Task statement> Filter the records below and copy every line containing the word "SKSR".

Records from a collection

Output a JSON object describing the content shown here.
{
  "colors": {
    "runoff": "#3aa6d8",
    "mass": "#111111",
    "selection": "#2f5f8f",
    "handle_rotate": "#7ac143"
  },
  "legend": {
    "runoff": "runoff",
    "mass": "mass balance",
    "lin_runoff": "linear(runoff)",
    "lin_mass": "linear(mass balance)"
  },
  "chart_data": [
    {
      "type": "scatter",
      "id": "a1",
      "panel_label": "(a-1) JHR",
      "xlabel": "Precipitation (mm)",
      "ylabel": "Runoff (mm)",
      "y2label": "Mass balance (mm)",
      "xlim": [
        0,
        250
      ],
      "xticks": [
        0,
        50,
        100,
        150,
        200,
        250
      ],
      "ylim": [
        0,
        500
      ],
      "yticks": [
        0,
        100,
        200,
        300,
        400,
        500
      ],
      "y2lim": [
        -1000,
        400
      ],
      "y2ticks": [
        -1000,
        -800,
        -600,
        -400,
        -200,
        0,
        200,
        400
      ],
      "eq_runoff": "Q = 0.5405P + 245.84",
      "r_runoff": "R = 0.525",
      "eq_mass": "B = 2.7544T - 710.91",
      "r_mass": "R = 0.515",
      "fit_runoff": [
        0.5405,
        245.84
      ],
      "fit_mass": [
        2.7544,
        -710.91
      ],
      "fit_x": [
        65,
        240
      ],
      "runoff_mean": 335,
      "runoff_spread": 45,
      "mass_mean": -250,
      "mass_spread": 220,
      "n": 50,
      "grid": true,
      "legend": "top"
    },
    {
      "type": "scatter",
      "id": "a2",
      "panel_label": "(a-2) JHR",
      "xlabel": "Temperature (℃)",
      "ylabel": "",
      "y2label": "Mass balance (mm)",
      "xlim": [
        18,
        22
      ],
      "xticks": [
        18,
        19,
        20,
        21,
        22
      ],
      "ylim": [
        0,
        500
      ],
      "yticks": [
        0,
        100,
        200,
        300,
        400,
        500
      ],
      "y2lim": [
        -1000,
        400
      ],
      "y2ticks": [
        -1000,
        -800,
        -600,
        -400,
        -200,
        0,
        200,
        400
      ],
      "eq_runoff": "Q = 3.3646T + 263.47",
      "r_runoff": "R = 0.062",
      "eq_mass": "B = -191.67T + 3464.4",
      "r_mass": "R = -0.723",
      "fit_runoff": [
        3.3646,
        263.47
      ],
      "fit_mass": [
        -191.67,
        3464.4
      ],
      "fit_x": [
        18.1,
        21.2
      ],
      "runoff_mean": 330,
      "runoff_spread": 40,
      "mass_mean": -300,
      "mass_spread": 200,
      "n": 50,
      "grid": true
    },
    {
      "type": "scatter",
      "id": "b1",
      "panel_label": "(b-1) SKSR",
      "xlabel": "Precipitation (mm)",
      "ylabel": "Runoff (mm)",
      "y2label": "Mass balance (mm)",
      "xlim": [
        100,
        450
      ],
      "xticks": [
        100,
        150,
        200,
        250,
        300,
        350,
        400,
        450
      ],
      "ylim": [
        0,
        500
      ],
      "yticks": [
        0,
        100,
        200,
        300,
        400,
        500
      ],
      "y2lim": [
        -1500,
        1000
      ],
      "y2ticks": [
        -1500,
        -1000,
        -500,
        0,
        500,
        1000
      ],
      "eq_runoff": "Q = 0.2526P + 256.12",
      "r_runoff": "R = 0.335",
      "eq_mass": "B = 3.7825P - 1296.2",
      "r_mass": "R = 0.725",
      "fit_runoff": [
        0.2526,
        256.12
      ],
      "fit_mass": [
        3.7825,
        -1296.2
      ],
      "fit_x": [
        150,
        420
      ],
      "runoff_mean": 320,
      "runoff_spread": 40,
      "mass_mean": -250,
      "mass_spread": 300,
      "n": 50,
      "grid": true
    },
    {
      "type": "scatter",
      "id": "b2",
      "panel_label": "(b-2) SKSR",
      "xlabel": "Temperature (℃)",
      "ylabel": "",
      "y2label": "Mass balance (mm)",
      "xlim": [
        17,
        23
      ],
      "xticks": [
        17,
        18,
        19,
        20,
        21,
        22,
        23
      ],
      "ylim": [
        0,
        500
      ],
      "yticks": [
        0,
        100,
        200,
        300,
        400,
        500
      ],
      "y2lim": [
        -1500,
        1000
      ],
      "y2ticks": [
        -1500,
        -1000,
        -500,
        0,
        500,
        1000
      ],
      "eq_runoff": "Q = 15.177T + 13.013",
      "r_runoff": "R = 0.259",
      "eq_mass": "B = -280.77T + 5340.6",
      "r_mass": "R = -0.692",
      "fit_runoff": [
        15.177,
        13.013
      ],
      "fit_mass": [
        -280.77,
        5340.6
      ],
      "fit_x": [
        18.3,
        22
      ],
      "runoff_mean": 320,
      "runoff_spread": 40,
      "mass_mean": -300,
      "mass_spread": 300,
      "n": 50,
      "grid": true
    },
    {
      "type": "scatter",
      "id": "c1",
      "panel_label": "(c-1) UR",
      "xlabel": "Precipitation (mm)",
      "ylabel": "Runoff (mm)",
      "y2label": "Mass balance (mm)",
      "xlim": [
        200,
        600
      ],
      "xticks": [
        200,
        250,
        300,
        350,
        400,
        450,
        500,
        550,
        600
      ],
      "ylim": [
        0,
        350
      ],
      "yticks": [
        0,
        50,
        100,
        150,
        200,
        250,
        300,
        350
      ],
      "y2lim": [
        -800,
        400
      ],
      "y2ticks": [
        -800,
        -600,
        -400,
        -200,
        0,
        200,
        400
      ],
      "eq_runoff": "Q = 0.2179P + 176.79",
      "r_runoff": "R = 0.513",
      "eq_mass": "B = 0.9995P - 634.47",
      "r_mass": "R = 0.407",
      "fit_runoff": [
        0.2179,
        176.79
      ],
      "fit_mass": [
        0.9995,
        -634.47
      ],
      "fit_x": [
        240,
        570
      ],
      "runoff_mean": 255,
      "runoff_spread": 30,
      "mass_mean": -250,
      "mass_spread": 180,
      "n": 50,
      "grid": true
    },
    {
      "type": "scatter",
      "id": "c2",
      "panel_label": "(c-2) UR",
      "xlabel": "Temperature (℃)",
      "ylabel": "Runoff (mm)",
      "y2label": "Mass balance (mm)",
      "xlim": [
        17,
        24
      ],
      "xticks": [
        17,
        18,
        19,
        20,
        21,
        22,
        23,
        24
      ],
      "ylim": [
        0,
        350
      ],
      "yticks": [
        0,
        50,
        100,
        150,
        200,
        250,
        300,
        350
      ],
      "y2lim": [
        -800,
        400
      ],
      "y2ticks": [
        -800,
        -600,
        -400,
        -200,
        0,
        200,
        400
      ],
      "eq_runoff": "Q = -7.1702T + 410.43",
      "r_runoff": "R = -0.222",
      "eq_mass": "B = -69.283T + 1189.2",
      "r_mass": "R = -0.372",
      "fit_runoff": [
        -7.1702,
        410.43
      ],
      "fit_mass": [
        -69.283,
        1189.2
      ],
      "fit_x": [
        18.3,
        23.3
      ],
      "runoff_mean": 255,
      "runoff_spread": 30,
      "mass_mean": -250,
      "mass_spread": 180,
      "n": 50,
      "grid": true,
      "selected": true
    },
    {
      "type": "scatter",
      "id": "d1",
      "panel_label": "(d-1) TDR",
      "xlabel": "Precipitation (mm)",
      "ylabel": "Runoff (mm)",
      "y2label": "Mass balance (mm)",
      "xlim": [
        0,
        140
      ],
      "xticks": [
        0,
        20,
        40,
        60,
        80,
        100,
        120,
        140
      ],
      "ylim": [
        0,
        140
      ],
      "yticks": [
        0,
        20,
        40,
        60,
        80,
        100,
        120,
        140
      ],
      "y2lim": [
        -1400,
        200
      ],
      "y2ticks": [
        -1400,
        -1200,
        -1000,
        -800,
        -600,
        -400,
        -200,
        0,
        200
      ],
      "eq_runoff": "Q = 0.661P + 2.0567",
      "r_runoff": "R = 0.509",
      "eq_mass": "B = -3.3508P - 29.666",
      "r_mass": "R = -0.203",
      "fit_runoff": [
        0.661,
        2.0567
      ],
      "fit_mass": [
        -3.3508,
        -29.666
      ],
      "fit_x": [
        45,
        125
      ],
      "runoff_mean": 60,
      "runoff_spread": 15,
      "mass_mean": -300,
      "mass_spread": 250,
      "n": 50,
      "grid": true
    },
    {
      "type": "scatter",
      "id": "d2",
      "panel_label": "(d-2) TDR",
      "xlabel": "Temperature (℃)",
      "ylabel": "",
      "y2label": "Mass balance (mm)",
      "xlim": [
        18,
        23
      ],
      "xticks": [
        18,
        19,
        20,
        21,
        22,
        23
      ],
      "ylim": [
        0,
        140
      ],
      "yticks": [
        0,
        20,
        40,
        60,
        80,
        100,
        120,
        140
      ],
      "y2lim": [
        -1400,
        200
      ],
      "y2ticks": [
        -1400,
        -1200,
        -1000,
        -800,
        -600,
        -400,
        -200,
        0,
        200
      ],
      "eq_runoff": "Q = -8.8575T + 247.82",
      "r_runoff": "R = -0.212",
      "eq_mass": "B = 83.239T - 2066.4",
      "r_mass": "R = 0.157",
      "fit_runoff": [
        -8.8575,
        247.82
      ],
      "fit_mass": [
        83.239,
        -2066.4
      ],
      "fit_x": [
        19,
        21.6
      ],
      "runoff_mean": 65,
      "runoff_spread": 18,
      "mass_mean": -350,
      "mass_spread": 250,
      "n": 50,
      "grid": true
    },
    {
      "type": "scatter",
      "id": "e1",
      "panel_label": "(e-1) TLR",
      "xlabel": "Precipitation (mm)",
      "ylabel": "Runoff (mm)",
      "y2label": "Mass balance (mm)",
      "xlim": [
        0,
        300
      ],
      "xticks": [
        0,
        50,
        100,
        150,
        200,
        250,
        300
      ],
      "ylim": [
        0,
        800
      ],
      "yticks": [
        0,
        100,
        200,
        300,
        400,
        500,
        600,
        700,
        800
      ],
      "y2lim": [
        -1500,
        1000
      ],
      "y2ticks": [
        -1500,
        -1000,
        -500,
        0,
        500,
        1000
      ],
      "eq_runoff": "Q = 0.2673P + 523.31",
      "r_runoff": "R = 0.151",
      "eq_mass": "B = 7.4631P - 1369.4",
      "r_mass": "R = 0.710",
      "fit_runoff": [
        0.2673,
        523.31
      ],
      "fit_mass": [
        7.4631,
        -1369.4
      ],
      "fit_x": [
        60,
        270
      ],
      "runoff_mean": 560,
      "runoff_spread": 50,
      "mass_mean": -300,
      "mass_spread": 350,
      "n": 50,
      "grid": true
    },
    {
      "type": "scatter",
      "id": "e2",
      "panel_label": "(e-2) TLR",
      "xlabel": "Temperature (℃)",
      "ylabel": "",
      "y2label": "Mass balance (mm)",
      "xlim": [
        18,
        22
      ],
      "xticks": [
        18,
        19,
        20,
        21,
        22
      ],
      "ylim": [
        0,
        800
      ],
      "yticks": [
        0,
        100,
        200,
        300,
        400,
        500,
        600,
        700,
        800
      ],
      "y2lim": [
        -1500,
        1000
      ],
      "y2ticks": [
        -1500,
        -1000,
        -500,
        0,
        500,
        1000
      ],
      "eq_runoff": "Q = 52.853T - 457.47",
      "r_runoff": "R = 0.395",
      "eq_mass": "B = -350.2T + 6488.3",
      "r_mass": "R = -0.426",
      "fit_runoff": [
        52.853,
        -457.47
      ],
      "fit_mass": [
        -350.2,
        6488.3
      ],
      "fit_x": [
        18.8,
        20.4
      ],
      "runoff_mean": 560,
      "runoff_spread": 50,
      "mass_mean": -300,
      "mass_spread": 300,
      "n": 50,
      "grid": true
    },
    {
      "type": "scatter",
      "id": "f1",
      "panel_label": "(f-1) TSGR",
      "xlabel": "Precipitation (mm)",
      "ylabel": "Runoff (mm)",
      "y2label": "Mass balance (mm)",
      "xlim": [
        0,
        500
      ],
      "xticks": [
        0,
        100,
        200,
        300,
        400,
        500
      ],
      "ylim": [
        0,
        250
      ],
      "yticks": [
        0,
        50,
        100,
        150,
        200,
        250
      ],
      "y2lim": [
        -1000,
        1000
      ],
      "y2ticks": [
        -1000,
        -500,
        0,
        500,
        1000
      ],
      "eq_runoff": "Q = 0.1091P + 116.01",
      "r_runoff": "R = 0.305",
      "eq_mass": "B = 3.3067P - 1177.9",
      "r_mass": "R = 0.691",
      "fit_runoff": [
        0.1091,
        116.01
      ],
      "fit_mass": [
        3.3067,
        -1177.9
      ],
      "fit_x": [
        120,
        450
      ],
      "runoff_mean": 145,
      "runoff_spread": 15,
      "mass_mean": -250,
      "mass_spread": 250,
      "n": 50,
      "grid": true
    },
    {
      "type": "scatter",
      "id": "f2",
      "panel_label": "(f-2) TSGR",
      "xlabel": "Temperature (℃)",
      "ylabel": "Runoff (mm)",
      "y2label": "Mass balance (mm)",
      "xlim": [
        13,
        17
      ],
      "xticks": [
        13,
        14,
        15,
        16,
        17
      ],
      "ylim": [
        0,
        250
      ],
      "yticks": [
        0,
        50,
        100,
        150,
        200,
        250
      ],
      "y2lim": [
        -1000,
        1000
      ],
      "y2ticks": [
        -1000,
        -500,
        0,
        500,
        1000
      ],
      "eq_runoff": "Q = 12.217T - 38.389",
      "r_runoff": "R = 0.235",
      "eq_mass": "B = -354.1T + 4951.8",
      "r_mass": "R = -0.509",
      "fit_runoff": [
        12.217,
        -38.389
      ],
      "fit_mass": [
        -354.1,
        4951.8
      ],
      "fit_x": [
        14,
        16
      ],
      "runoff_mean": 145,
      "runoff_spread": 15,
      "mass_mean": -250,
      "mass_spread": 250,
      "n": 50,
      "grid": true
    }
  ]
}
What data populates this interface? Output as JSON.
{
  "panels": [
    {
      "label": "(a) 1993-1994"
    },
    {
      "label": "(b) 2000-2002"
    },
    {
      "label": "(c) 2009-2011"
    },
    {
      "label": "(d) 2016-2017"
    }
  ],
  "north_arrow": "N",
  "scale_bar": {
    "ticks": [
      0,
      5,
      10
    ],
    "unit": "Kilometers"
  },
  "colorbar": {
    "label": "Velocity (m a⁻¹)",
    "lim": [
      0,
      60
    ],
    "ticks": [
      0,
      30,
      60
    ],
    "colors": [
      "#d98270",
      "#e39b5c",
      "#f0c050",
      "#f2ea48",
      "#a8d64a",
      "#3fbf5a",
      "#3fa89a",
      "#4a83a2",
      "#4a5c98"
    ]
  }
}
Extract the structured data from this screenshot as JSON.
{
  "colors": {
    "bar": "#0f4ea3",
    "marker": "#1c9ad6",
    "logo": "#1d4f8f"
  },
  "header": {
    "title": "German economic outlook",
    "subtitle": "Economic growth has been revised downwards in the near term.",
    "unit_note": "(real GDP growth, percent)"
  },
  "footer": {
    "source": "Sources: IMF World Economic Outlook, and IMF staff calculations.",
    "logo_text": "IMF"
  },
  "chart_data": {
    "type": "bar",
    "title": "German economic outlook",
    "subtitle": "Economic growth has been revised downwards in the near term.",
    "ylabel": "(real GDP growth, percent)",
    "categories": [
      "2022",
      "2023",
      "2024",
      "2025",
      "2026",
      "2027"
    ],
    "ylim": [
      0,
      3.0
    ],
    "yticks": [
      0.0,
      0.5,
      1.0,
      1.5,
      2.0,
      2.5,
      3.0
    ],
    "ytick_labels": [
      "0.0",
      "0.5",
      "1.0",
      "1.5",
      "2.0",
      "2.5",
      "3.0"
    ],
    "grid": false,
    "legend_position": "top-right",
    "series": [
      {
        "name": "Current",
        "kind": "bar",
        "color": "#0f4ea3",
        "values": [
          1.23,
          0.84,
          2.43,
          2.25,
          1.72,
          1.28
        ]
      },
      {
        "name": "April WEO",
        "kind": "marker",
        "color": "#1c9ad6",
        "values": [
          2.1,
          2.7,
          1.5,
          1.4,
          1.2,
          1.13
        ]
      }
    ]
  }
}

Response to the task>
      "panel_label": "(b-1) SKSR",
      "panel_label": "(b-2) SKSR",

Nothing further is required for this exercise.